Aim of the exercise: Leave out the pictures and repeat every record exactly.

Records for this task:
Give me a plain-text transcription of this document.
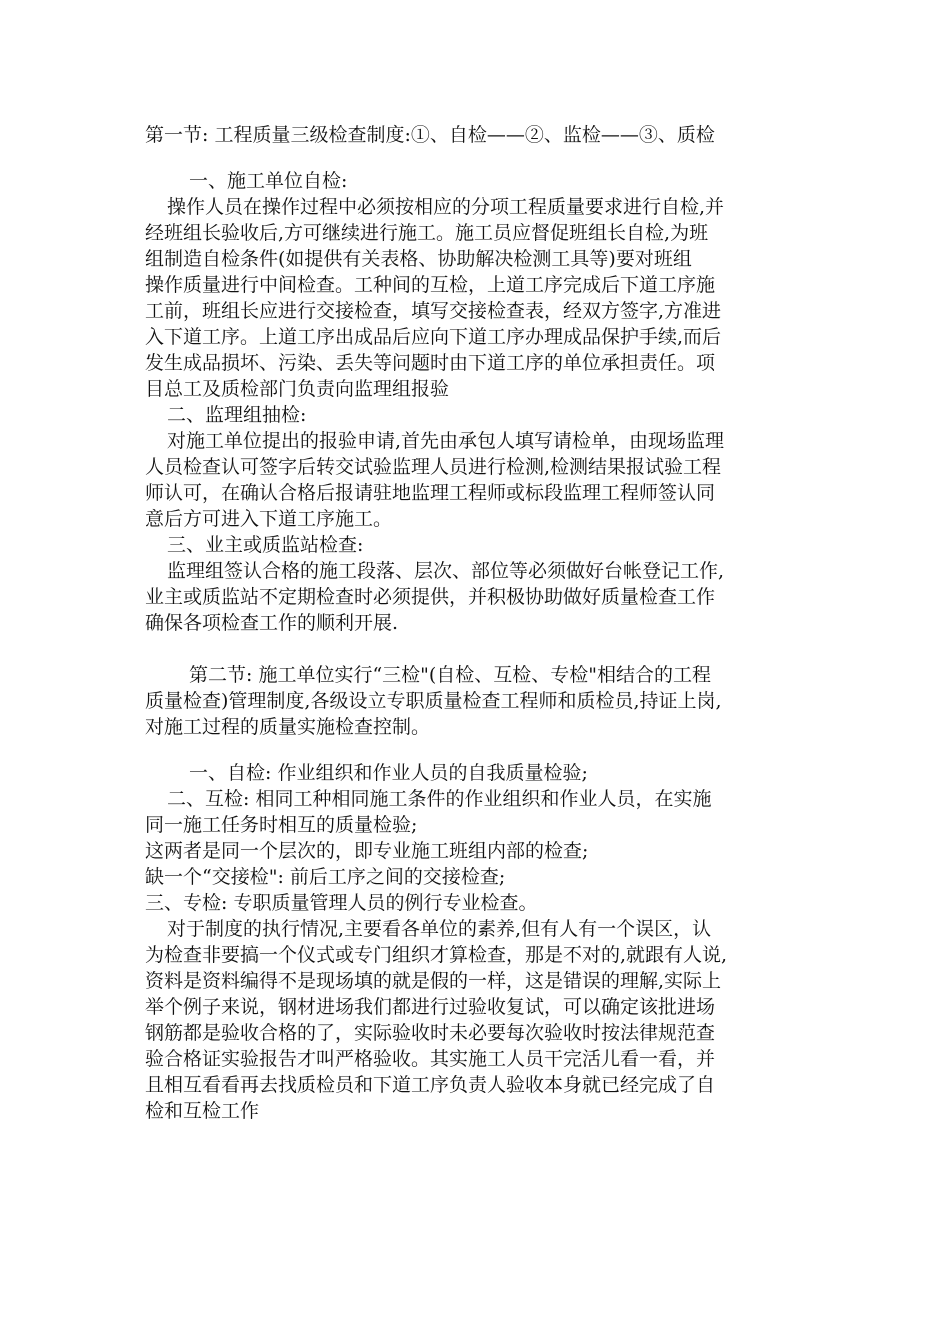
第一节: 工程质量三级检查制度:①、自检——②、监检——③、质检
一、施工单位自检:
操作人员在操作过程中必须按相应的分项工程质量要求进行自检,并
经班组长验收后,方可继续进行施工。施工员应督促班组长自检,为班
组制造自检条件(如提供有关表格、协助解决检测工具等)要对班组
操作质量进行中间检查。工种间的互检，上道工序完成后下道工序施
工前，班组长应进行交接检查，填写交接检查表，经双方签字,方准进
入下道工序。上道工序出成品后应向下道工序办理成品保护手续,而后
发生成品损坏、污染、丢失等问题时由下道工序的单位承担责任。项
目总工及质检部门负责向监理组报验
二、监理组抽检:
对施工单位提出的报验申请,首先由承包人填写请检单，由现场监理
人员检查认可签字后转交试验监理人员进行检测,检测结果报试验工程
师认可，在确认合格后报请驻地监理工程师或标段监理工程师签认同
意后方可进入下道工序施工。
三、业主或质监站检查:
监理组签认合格的施工段落、层次、部位等必须做好台帐登记工作,
业主或质监站不定期检查时必须提供，并积极协助做好质量检查工作
确保各项检查工作的顺利开展.
第二节: 施工单位实行“三检"(自检、互检、专检"相结合的工程
质量检查)管理制度,各级设立专职质量检查工程师和质检员,持证上岗,
对施工过程的质量实施检查控制。
一、自检: 作业组织和作业人员的自我质量检验;
二、互检: 相同工种相同施工条件的作业组织和作业人员，在实施
同一施工任务时相互的质量检验;
这两者是同一个层次的，即专业施工班组内部的检查;
缺一个“交接检": 前后工序之间的交接检查;
三、专检: 专职质量管理人员的例行专业检查。
对于制度的执行情况,主要看各单位的素养,但有人有一个误区，认
为检查非要搞一个仪式或专门组织才算检查，那是不对的,就跟有人说,
资料是资料编得不是现场填的就是假的一样，这是错误的理解,实际上
举个例子来说，钢材进场我们都进行过验收复试，可以确定该批进场
钢筋都是验收合格的了，实际验收时未必要每次验收时按法律规范查
验合格证实验报告才叫严格验收。其实施工人员干完活儿看一看，并
且相互看看再去找质检员和下道工序负责人验收本身就已经完成了自
检和互检工作
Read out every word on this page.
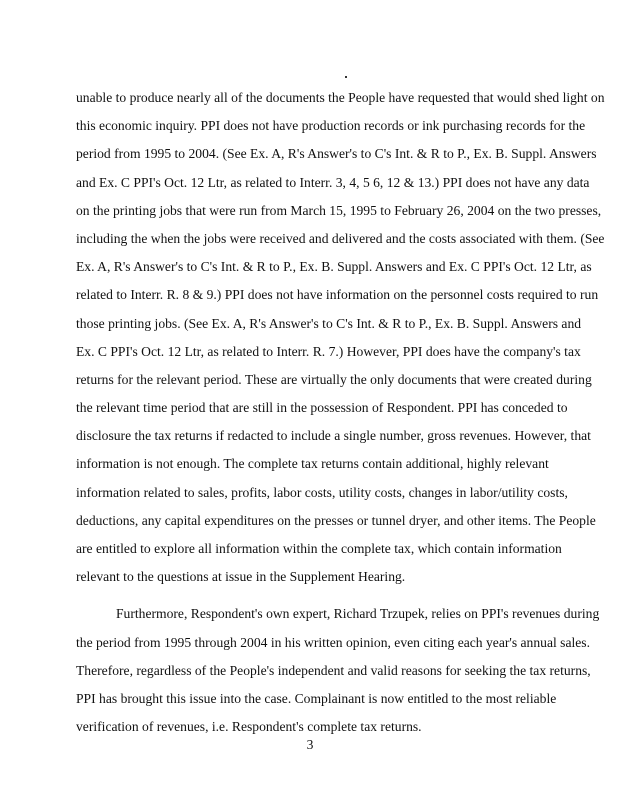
unable to produce nearly all of the documents the People have requested that would shed light on
this economic inquiry. PPI does not have production records or ink purchasing records for the
period from 1995 to 2004. (See Ex. A, R's Answer's to C's Int. & R to P., Ex. B. Suppl. Answers
and Ex. C PPI's Oct. 12 Ltr, as related to Interr. 3, 4, 5 6, 12 & 13.) PPI does not have any data
on the printing jobs that were run from March 15, 1995 to February 26, 2004 on the two presses,
including the when the jobs were received and delivered and the costs associated with them. (See
Ex. A, R's Answer's to C's Int. & R to P., Ex. B. Suppl. Answers and Ex. C PPI's Oct. 12 Ltr, as
related to Interr. R. 8 & 9.) PPI does not have information on the personnel costs required to run
those printing jobs. (See Ex. A, R's Answer's to C's Int. & R to P., Ex. B. Suppl. Answers and
Ex. C PPI's Oct. 12 Ltr, as related to Interr. R. 7.) However, PPI does have the company's tax
returns for the relevant period. These are virtually the only documents that were created during
the relevant time period that are still in the possession of Respondent. PPI has conceded to
disclosure the tax returns if redacted to include a single number, gross revenues. However, that
information is not enough. The complete tax returns contain additional, highly relevant
information related to sales, profits, labor costs, utility costs, changes in labor/utility costs,
deductions, any capital expenditures on the presses or tunnel dryer, and other items. The People
are entitled to explore all information within the complete tax, which contain information
relevant to the questions at issue in the Supplement Hearing.
Furthermore, Respondent's own expert, Richard Trzupek, relies on PPI's revenues during
the period from 1995 through 2004 in his written opinion, even citing each year's annual sales.
Therefore, regardless of the People's independent and valid reasons for seeking the tax returns,
PPI has brought this issue into the case. Complainant is now entitled to the most reliable
verification of revenues, i.e. Respondent's complete tax returns.
3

Task result:
Give me a plain-text transcription of this document.
第一节: 工程质量三级检查制度:①、自检——②、监检——③、质检
一、施工单位自检:
操作人员在操作过程中必须按相应的分项工程质量要求进行自检,并
经班组长验收后,方可继续进行施工。施工员应督促班组长自检,为班
组制造自检条件(如提供有关表格、协助解决检测工具等)要对班组
操作质量进行中间检查。工种间的互检，上道工序完成后下道工序施
工前，班组长应进行交接检查，填写交接检查表，经双方签字,方准进
入下道工序。上道工序出成品后应向下道工序办理成品保护手续,而后
发生成品损坏、污染、丢失等问题时由下道工序的单位承担责任。项
目总工及质检部门负责向监理组报验
二、监理组抽检:
对施工单位提出的报验申请,首先由承包人填写请检单，由现场监理
人员检查认可签字后转交试验监理人员进行检测,检测结果报试验工程
师认可，在确认合格后报请驻地监理工程师或标段监理工程师签认同
意后方可进入下道工序施工。
三、业主或质监站检查:
监理组签认合格的施工段落、层次、部位等必须做好台帐登记工作,
业主或质监站不定期检查时必须提供，并积极协助做好质量检查工作
确保各项检查工作的顺利开展.
第二节: 施工单位实行“三检"(自检、互检、专检"相结合的工程
质量检查)管理制度,各级设立专职质量检查工程师和质检员,持证上岗,
对施工过程的质量实施检查控制。
一、自检: 作业组织和作业人员的自我质量检验;
二、互检: 相同工种相同施工条件的作业组织和作业人员，在实施
同一施工任务时相互的质量检验;
这两者是同一个层次的，即专业施工班组内部的检查;
缺一个“交接检": 前后工序之间的交接检查;
三、专检: 专职质量管理人员的例行专业检查。
对于制度的执行情况,主要看各单位的素养,但有人有一个误区，认
为检查非要搞一个仪式或专门组织才算检查，那是不对的,就跟有人说,
资料是资料编得不是现场填的就是假的一样，这是错误的理解,实际上
举个例子来说，钢材进场我们都进行过验收复试，可以确定该批进场
钢筋都是验收合格的了，实际验收时未必要每次验收时按法律规范查
验合格证实验报告才叫严格验收。其实施工人员干完活儿看一看，并
且相互看看再去找质检员和下道工序负责人验收本身就已经完成了自
检和互检工作
Read out every word on this page.
unable to produce nearly all of the documents the People have requested that would shed light on
this economic inquiry. PPI does not have production records or ink purchasing records for the
period from 1995 to 2004. (See Ex. A, R's Answer's to C's Int. & R to P., Ex. B. Suppl. Answers
and Ex. C PPI's Oct. 12 Ltr, as related to Interr. 3, 4, 5 6, 12 & 13.) PPI does not have any data
on the printing jobs that were run from March 15, 1995 to February 26, 2004 on the two presses,
including the when the jobs were received and delivered and the costs associated with them. (See
Ex. A, R's Answer's to C's Int. & R to P., Ex. B. Suppl. Answers and Ex. C PPI's Oct. 12 Ltr, as
related to Interr. R. 8 & 9.) PPI does not have information on the personnel costs required to run
those printing jobs. (See Ex. A, R's Answer's to C's Int. & R to P., Ex. B. Suppl. Answers and
Ex. C PPI's Oct. 12 Ltr, as related to Interr. R. 7.) However, PPI does have the company's tax
returns for the relevant period. These are virtually the only documents that were created during
the relevant time period that are still in the possession of Respondent. PPI has conceded to
disclosure the tax returns if redacted to include a single number, gross revenues. However, that
information is not enough. The complete tax returns contain additional, highly relevant
information related to sales, profits, labor costs, utility costs, changes in labor/utility costs,
deductions, any capital expenditures on the presses or tunnel dryer, and other items. The People
are entitled to explore all information within the complete tax, which contain information
relevant to the questions at issue in the Supplement Hearing.
Furthermore, Respondent's own expert, Richard Trzupek, relies on PPI's revenues during
the period from 1995 through 2004 in his written opinion, even citing each year's annual sales.
Therefore, regardless of the People's independent and valid reasons for seeking the tax returns,
PPI has brought this issue into the case. Complainant is now entitled to the most reliable
verification of revenues, i.e. Respondent's complete tax returns.
3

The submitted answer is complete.